◆ **Records supplied**
# # # #

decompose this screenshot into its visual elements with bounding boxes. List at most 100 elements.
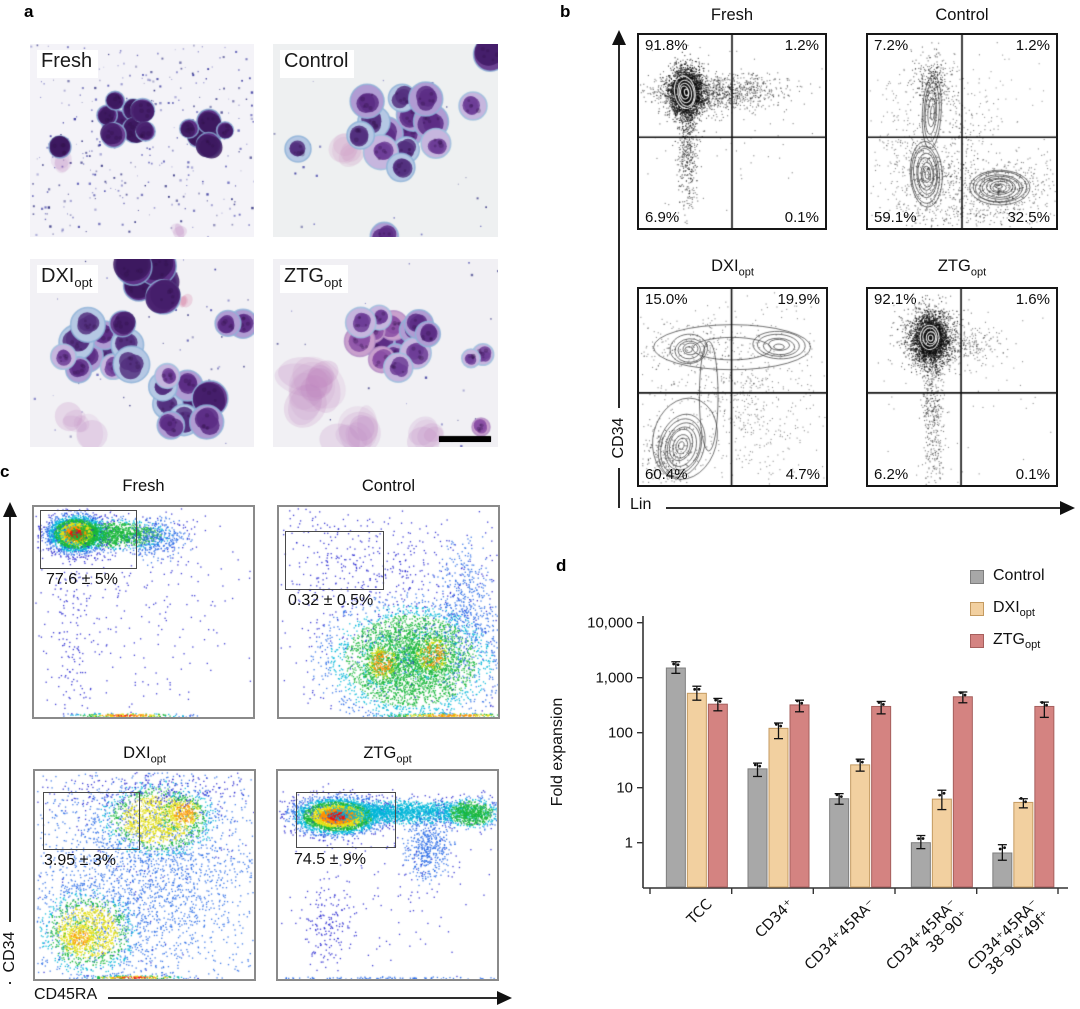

# # # #

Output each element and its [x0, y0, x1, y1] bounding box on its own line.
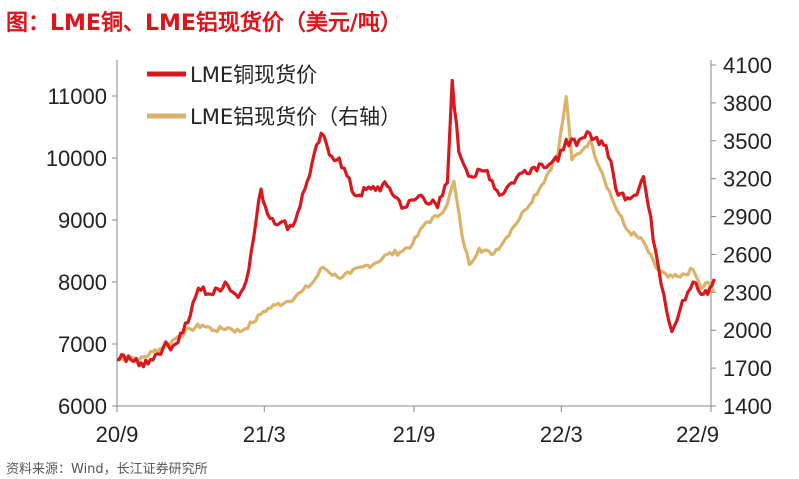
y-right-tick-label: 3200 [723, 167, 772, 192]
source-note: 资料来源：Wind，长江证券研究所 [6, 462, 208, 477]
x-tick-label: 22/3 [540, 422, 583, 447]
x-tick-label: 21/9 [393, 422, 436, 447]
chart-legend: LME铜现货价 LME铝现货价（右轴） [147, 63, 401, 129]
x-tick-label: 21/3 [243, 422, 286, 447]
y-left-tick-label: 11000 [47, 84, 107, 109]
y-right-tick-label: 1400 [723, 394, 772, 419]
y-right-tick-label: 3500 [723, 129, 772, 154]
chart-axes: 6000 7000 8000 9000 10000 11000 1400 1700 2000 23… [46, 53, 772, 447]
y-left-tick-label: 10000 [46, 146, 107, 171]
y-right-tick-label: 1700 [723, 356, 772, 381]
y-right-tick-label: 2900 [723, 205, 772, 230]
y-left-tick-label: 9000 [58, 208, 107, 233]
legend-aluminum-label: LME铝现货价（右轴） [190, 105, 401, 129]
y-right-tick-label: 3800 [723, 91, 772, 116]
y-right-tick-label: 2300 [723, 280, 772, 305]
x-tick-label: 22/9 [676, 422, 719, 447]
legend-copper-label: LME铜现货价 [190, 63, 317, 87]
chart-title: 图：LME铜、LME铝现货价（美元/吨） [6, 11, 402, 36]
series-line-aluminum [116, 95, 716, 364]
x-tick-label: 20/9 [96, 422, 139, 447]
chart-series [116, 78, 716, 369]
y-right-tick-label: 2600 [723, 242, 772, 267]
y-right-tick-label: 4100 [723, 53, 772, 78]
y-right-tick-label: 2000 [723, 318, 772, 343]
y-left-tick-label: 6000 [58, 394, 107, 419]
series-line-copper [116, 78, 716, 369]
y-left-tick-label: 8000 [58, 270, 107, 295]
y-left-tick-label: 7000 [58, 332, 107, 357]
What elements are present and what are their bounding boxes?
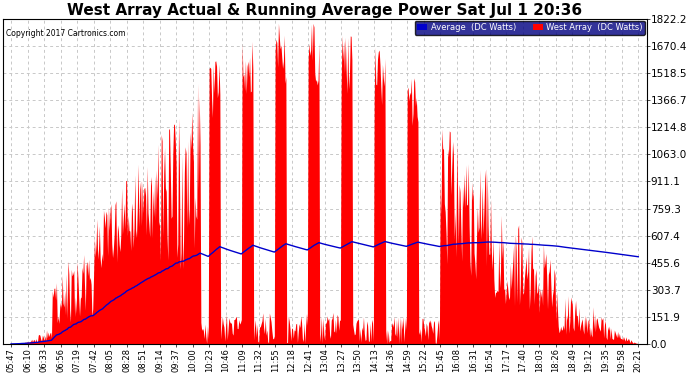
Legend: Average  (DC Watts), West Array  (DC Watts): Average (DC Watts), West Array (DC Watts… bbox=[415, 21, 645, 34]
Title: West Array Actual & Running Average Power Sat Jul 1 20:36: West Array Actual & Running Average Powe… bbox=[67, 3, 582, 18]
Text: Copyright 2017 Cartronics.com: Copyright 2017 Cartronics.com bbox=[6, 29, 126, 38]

# # # #

◆ **Task prompt**
Put everything in the records from the line containing "What elements are" down to the line containing "Text: Copyright 2017", both included, into a numbered list. Leave out blank lines and any pictures.

◆ **Answer to this problem**
1. What elements are present and what are their bounding boxes?
2. Legend: Average  (DC Watts), West Array  (DC Watts): Average (DC Watts), West Array (DC Watts… bbox=[415, 21, 645, 34]
3. Title: West Array Actual & Running Average Power Sat Jul 1 20:36: West Array Actual & Running Average Powe… bbox=[67, 3, 582, 18]
4. Text: Copyright 2017 Cartronics.com: Copyright 2017 Cartronics.com bbox=[6, 29, 126, 38]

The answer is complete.